(WRITTEN EXERCISE) Pick out every line holding the string "content" and copy it.

(STORED DATA)
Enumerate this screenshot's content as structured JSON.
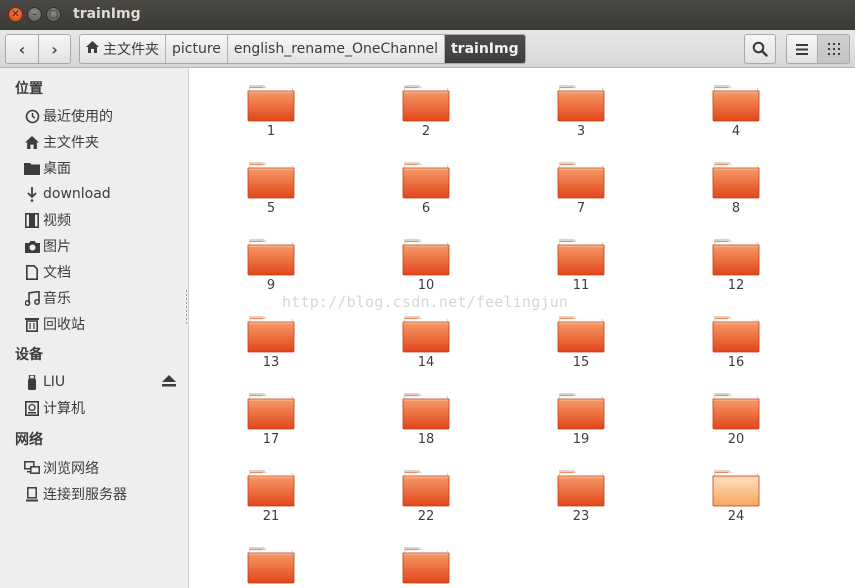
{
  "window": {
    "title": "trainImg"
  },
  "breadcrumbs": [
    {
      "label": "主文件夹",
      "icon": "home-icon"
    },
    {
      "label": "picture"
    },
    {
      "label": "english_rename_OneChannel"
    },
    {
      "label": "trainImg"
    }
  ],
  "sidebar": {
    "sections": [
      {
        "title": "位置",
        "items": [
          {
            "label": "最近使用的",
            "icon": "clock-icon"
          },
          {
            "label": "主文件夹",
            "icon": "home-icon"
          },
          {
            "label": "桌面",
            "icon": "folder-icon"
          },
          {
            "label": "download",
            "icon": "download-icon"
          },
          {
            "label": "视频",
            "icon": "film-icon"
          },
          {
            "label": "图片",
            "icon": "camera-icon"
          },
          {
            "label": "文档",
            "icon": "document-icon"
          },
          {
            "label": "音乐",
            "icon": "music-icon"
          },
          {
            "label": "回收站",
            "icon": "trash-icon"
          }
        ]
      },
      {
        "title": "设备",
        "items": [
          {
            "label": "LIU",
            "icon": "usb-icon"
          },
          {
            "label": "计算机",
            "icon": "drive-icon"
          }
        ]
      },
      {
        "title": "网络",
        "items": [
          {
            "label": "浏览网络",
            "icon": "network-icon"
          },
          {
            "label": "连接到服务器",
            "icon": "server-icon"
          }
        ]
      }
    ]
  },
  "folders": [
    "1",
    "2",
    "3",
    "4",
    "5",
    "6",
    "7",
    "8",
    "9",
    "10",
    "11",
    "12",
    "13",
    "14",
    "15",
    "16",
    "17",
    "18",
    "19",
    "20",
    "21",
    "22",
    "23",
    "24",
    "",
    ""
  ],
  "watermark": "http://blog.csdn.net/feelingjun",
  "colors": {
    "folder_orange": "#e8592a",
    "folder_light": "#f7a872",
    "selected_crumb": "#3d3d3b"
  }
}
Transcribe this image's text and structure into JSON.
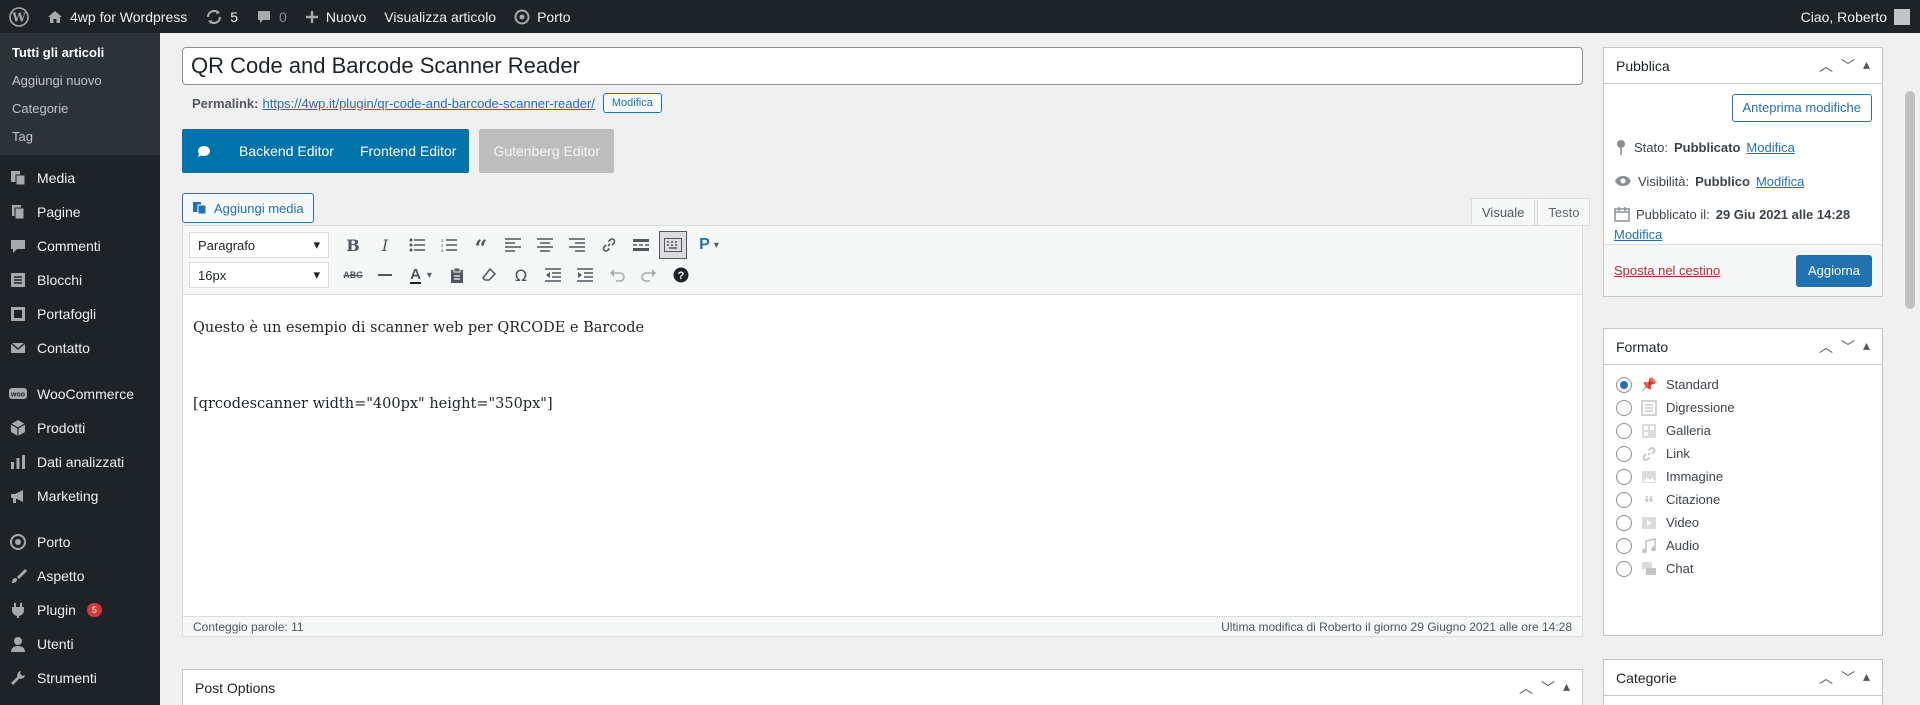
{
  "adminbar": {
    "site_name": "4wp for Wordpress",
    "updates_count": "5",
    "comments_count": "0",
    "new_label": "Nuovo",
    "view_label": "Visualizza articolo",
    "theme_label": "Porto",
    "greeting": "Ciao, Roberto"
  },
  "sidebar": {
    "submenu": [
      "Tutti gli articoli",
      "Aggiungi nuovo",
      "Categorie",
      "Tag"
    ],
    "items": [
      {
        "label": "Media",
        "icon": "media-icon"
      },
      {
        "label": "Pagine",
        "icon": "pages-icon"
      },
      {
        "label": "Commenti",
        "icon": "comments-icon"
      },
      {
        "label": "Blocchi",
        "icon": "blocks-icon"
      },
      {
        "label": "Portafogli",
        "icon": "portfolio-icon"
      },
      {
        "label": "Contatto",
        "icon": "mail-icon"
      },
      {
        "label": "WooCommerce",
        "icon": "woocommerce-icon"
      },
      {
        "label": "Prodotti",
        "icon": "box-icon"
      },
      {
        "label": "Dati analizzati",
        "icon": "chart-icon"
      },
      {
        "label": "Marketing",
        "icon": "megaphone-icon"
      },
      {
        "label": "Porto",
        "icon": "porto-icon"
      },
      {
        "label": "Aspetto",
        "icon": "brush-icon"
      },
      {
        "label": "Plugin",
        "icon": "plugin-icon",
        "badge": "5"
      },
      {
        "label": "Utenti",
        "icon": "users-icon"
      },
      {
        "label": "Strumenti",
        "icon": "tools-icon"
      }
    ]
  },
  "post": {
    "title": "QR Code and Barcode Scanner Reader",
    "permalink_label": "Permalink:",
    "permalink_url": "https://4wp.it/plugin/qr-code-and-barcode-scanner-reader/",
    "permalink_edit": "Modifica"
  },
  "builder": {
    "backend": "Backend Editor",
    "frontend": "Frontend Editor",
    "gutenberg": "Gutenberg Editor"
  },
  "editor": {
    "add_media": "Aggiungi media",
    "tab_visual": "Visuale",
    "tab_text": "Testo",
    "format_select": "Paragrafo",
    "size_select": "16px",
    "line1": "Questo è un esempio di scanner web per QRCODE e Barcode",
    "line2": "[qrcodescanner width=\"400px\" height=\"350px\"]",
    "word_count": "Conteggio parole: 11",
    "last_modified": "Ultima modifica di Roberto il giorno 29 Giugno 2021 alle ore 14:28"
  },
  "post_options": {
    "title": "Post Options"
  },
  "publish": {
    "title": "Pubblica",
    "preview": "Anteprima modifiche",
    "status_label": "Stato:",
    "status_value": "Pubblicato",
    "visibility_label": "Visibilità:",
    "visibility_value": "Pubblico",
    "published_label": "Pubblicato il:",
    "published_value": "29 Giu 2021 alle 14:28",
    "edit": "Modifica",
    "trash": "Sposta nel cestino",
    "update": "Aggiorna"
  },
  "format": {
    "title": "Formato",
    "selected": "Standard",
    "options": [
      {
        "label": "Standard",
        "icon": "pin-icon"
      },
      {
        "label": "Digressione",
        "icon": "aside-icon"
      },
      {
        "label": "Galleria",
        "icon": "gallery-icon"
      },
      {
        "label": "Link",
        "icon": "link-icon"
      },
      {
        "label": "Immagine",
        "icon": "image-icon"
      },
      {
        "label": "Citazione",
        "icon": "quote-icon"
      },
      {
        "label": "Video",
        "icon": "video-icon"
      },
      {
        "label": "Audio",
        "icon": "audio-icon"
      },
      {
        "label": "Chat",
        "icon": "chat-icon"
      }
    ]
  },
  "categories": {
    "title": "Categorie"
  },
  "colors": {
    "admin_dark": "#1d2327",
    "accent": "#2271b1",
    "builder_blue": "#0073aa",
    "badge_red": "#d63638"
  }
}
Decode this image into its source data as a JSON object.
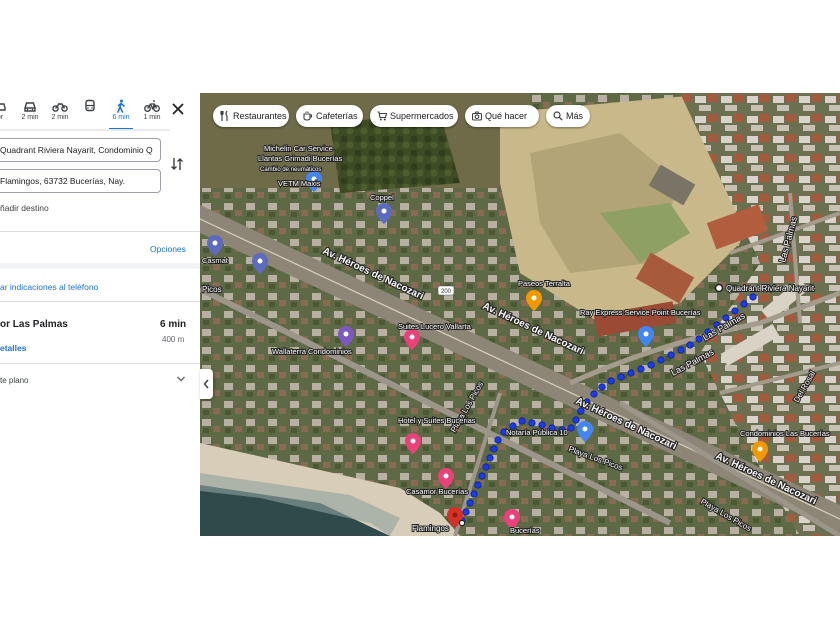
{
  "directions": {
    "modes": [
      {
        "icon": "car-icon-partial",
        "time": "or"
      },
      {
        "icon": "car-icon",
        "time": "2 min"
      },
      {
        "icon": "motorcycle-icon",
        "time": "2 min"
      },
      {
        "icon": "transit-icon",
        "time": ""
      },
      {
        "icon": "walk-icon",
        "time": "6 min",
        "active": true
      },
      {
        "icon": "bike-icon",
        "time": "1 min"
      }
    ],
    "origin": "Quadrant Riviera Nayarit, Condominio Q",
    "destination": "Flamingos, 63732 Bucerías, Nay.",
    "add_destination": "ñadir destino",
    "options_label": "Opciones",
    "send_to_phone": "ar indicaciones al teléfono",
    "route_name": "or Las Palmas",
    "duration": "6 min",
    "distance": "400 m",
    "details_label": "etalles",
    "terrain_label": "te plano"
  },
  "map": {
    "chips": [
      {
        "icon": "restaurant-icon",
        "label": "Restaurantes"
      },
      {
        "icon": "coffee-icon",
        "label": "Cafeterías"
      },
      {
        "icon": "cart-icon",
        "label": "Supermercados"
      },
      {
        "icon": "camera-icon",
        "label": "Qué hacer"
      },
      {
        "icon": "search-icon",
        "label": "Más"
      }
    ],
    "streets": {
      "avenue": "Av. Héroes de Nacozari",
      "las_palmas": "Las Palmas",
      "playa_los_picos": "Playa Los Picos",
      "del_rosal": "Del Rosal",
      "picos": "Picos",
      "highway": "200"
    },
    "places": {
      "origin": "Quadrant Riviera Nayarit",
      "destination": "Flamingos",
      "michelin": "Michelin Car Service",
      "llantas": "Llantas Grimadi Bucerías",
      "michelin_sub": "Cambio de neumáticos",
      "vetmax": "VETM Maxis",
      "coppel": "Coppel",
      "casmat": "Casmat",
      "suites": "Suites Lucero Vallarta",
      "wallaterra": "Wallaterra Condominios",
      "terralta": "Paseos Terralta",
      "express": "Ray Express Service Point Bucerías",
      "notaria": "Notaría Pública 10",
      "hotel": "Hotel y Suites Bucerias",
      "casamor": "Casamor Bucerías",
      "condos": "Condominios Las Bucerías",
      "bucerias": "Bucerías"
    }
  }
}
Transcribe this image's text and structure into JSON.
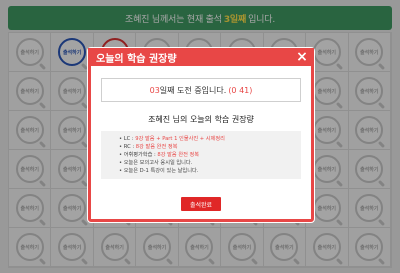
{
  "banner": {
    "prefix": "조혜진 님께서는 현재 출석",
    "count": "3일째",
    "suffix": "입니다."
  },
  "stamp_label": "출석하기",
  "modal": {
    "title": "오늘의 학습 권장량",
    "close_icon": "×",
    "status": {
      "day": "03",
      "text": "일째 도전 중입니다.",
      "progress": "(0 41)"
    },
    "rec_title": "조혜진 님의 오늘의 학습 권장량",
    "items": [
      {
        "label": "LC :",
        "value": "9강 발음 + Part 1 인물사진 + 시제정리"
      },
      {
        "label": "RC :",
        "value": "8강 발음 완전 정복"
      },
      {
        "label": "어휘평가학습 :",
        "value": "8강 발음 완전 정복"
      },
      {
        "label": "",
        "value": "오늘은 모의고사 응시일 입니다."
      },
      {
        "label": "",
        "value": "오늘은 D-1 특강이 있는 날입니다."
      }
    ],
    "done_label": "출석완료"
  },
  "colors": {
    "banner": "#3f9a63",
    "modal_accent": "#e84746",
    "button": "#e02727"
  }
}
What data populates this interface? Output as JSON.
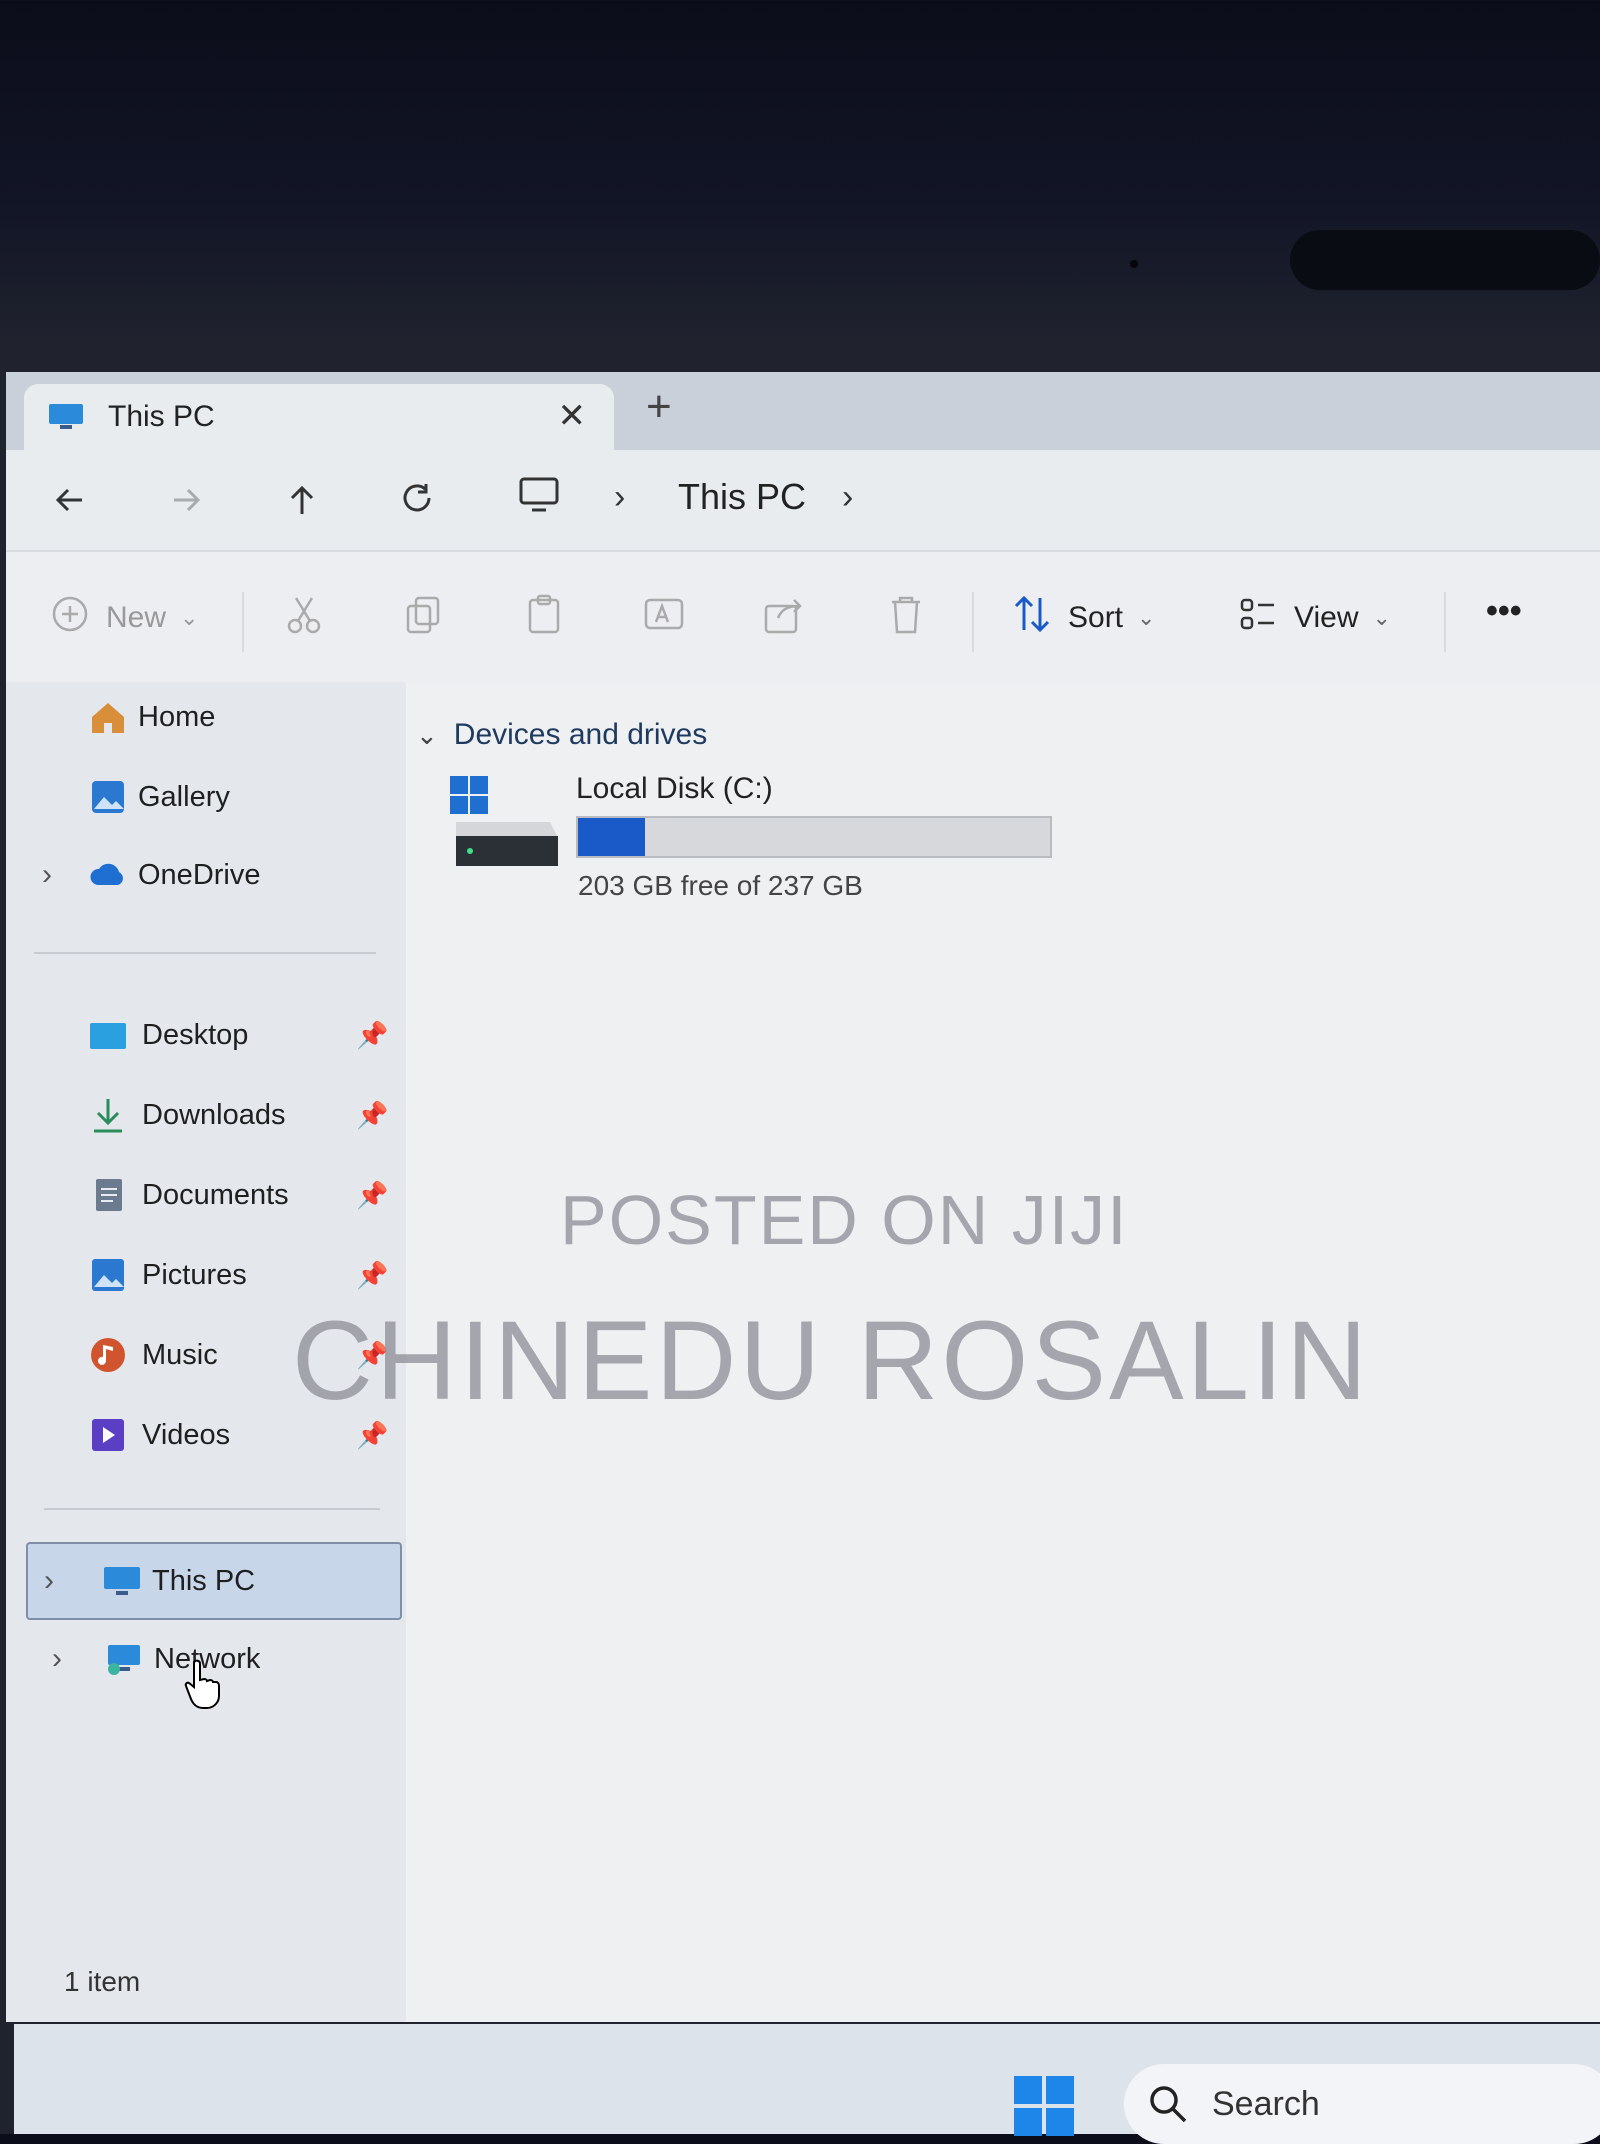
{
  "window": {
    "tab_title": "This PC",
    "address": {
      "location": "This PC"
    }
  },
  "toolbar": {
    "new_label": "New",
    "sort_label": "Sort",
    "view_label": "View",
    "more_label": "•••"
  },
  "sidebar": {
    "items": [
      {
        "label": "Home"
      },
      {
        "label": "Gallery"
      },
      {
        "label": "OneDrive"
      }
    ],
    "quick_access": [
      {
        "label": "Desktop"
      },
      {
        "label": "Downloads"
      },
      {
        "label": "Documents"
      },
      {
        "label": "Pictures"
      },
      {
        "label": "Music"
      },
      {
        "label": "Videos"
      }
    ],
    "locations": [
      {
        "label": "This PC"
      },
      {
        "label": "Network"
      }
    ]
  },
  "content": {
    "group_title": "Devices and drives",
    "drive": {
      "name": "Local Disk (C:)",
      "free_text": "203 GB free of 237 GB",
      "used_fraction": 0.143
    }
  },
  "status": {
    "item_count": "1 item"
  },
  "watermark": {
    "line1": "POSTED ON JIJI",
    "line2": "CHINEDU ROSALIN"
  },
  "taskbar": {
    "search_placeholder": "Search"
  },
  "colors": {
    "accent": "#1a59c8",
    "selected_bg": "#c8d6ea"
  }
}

(TASK RESPONSE)
Enumerate this screenshot's content as structured JSON.
  "content": {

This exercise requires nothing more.